▶ **Do this**
Scan the lines below; pull out those with "want".

Stored data
--- START ---

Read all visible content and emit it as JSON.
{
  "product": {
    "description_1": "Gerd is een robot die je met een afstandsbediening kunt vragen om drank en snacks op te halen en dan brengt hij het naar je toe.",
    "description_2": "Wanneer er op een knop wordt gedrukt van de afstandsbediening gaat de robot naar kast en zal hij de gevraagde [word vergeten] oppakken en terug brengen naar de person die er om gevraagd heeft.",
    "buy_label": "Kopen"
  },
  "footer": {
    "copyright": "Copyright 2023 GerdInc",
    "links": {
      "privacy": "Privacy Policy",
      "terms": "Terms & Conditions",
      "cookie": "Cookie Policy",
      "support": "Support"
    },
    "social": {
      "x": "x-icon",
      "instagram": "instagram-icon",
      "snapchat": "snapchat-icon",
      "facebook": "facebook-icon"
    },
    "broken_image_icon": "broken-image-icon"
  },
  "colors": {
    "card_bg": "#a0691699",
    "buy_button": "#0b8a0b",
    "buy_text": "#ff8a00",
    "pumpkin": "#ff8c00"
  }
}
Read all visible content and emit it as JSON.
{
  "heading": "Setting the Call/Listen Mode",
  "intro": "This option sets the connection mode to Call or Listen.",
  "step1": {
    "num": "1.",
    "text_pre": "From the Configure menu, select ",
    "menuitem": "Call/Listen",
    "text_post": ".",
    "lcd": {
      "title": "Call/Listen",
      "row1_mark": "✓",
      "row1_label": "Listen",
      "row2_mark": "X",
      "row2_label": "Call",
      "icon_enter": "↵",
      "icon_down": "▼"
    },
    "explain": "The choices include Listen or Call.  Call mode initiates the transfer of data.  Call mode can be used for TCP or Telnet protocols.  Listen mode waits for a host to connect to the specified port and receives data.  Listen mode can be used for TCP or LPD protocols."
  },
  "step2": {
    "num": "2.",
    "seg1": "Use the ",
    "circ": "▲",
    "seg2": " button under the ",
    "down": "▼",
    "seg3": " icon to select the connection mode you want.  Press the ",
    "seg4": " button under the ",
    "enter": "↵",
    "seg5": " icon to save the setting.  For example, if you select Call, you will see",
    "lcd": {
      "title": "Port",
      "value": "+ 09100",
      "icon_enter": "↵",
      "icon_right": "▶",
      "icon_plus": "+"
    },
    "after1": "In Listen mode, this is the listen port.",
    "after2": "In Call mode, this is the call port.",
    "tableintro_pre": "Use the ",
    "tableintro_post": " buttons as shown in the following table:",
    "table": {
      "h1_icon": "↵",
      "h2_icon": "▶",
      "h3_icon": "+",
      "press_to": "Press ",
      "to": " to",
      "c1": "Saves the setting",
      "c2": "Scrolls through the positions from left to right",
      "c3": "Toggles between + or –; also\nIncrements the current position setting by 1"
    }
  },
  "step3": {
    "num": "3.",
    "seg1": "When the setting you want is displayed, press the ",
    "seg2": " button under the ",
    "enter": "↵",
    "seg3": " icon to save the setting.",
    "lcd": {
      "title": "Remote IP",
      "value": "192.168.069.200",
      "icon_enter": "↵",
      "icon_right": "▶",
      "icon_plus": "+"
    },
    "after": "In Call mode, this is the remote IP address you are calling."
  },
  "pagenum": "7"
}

--- END ---

▶ **Response**
    "seg3": " icon to select the connection mode you want.  Press the ",
    "seg1": "When the setting you want is displayed, press the ",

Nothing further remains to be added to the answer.